**STATED EXERCISE**
Check every line of the entries that follow, and copy the ones containing "arrangements".

━━━━━━━━━━

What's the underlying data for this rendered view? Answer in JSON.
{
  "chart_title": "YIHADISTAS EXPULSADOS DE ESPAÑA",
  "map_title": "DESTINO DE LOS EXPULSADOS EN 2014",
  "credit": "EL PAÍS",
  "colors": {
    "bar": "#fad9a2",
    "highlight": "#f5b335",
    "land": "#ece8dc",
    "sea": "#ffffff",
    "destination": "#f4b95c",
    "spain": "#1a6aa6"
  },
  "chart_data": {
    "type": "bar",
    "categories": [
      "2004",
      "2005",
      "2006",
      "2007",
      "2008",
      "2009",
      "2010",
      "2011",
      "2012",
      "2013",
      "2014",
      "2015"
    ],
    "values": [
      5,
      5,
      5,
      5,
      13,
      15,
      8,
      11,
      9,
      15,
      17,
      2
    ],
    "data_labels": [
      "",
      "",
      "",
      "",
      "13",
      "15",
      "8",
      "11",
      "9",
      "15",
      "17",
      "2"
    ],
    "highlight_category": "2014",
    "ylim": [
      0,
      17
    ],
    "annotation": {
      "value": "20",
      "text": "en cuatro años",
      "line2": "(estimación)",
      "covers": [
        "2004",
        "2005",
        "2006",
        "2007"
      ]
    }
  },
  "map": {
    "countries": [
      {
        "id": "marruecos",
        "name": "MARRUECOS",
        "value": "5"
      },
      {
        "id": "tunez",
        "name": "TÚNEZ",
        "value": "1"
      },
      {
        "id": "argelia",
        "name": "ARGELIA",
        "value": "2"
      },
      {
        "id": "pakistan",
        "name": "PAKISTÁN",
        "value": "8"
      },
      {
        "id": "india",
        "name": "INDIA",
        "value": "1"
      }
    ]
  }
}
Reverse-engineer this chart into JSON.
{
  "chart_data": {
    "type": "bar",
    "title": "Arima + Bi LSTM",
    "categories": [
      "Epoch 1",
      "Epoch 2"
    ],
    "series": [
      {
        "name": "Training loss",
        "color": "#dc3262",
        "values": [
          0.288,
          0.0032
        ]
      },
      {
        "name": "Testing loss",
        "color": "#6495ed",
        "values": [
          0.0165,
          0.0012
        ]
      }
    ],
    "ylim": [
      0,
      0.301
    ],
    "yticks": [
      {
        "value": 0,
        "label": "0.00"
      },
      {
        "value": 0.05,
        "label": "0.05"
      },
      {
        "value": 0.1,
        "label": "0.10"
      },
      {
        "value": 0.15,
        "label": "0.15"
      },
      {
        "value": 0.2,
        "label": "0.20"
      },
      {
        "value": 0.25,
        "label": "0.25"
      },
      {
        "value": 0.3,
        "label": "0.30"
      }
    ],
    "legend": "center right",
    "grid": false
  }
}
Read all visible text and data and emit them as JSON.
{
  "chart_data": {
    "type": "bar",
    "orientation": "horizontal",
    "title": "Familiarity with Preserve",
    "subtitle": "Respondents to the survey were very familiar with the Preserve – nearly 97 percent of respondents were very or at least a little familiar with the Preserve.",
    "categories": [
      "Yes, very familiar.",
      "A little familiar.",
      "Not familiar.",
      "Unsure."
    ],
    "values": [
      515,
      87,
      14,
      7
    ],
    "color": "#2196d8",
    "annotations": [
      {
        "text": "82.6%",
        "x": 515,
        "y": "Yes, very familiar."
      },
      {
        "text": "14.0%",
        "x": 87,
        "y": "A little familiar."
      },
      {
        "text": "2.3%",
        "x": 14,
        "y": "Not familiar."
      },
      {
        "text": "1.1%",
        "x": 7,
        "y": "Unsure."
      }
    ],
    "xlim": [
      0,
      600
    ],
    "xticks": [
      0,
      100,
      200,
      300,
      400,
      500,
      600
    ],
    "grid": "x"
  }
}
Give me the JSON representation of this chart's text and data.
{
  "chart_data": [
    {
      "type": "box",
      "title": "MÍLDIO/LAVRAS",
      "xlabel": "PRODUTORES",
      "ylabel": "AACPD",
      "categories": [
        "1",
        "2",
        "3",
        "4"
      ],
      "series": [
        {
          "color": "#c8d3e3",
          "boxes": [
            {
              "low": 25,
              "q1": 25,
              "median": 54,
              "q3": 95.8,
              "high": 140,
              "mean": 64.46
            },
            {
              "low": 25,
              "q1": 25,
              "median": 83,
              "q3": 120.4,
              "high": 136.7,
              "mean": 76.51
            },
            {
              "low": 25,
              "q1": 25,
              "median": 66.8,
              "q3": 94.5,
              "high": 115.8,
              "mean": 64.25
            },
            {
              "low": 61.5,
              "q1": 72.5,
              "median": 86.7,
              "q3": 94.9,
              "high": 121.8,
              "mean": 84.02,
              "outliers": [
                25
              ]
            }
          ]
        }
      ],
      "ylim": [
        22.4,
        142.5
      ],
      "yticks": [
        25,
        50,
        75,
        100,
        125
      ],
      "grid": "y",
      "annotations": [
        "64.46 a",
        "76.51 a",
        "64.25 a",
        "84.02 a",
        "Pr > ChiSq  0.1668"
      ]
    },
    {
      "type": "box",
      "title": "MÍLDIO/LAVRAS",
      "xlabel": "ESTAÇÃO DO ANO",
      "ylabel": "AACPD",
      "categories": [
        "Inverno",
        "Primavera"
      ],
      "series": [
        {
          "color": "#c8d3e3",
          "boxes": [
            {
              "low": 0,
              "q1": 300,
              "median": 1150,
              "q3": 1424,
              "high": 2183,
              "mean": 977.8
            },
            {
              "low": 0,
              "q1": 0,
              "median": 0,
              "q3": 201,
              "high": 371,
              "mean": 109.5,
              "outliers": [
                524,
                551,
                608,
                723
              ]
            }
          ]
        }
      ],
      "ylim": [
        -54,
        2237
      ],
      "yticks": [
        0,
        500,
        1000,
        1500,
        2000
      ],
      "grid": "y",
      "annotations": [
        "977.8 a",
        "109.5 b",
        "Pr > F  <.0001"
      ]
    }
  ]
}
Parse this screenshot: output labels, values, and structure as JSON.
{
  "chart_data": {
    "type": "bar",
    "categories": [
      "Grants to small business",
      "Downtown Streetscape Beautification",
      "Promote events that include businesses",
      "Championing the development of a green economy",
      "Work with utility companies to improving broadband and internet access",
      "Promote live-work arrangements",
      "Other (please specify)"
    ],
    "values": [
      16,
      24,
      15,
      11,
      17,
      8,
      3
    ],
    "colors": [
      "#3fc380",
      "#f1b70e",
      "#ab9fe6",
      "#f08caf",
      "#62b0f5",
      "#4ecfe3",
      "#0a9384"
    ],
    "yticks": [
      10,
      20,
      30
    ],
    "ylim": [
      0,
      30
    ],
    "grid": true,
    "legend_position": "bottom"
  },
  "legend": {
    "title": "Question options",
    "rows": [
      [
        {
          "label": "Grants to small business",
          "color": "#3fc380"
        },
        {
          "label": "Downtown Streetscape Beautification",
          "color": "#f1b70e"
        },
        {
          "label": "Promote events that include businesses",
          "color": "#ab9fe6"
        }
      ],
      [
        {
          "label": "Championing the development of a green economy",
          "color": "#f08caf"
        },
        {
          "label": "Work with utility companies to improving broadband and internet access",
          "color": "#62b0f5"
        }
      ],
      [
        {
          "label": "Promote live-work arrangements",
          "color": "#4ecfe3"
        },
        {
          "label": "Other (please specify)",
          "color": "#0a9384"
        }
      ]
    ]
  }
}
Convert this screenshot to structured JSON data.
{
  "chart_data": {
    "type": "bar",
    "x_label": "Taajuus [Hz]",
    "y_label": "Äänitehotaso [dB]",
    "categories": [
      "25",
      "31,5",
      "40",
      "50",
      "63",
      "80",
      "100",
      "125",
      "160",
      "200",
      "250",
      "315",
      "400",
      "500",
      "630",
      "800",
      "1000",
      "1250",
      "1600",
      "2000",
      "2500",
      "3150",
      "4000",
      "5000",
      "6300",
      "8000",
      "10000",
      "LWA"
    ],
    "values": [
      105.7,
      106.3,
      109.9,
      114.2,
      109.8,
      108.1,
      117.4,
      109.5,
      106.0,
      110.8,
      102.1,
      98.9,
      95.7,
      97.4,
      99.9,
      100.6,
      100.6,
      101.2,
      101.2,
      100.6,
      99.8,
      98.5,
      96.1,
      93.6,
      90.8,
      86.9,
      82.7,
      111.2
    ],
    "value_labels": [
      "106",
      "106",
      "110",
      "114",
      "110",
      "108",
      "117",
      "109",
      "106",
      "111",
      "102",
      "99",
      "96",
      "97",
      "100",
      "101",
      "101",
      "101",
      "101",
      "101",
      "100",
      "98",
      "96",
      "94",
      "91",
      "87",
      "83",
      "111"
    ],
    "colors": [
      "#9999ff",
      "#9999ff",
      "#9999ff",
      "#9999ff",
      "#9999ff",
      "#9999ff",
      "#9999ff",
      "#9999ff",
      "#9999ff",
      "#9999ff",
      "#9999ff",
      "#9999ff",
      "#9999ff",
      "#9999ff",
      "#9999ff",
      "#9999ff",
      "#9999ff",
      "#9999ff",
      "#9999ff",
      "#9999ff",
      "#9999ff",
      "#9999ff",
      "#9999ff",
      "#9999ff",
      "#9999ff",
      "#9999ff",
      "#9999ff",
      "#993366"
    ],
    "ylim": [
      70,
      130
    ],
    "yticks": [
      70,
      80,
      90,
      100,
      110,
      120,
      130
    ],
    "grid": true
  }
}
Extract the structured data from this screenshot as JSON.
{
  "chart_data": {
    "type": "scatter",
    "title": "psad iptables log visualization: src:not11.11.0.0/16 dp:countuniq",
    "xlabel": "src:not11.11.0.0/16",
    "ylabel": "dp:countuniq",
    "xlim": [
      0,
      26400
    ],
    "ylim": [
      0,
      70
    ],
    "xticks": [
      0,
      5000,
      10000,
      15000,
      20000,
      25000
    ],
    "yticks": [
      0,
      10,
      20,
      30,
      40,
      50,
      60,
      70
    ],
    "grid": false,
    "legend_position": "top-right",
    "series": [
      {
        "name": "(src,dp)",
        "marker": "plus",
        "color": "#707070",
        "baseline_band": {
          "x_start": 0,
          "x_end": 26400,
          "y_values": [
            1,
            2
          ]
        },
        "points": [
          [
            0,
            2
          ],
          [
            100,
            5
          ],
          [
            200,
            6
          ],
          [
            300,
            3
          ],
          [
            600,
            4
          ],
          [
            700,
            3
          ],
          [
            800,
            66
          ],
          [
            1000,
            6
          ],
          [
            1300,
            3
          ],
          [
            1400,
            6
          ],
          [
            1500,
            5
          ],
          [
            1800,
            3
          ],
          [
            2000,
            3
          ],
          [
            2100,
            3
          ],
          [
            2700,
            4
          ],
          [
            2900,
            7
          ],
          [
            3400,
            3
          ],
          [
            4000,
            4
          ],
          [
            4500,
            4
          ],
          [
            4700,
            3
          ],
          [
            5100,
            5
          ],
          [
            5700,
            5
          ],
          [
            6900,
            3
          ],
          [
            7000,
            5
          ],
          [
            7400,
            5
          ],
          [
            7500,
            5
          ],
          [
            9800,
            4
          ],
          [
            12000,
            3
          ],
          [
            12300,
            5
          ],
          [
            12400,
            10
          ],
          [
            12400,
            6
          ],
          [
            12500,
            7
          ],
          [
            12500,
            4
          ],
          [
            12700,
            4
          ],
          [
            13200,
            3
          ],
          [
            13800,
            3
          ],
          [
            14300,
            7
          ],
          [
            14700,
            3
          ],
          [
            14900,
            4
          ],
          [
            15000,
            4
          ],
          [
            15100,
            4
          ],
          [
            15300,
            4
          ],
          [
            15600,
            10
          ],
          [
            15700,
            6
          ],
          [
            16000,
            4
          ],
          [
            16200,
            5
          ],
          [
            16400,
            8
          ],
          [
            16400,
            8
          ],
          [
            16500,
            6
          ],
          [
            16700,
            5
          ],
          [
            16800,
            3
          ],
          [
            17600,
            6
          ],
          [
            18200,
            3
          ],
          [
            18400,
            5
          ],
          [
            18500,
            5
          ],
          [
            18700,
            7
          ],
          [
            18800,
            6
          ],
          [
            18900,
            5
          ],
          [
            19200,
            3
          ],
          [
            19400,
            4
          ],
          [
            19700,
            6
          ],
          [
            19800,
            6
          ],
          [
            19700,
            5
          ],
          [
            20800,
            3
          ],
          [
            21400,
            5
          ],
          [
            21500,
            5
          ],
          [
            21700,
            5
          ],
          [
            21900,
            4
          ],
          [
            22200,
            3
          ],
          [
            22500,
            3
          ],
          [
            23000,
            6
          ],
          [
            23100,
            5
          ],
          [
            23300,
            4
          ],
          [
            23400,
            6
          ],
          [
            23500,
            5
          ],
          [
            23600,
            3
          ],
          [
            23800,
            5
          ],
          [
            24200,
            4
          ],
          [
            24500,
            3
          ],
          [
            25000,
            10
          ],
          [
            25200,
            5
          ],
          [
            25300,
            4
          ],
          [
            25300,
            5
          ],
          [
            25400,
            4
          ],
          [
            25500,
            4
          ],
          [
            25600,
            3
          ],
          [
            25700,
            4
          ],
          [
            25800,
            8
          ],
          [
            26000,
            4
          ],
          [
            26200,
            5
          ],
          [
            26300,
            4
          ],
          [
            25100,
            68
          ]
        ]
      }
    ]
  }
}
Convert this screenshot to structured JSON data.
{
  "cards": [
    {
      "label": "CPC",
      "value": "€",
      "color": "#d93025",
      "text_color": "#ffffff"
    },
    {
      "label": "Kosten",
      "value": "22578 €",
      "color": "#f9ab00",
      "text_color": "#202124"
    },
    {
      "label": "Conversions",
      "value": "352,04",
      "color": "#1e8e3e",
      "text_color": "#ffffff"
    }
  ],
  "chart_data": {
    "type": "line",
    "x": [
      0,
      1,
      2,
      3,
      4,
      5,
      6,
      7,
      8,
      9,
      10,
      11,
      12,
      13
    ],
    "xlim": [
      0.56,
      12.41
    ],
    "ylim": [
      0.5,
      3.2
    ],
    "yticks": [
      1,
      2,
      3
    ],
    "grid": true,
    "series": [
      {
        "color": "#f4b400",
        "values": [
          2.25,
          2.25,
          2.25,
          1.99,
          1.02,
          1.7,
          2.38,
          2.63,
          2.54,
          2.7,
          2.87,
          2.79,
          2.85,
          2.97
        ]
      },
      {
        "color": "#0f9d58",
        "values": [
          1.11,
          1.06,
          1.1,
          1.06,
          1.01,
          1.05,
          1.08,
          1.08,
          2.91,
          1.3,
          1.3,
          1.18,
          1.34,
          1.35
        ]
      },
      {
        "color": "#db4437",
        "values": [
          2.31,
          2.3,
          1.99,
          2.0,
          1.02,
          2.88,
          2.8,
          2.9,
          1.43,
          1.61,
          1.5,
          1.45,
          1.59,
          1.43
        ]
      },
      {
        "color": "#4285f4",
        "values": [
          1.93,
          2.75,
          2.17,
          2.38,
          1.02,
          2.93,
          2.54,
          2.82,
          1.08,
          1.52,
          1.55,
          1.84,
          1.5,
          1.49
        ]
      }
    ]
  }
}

━━━━━━━━━━

**SOLUTION TO THIS EXERCISE**
      "Promote live-work arrangements",
          "label": "Promote live-work arrangements",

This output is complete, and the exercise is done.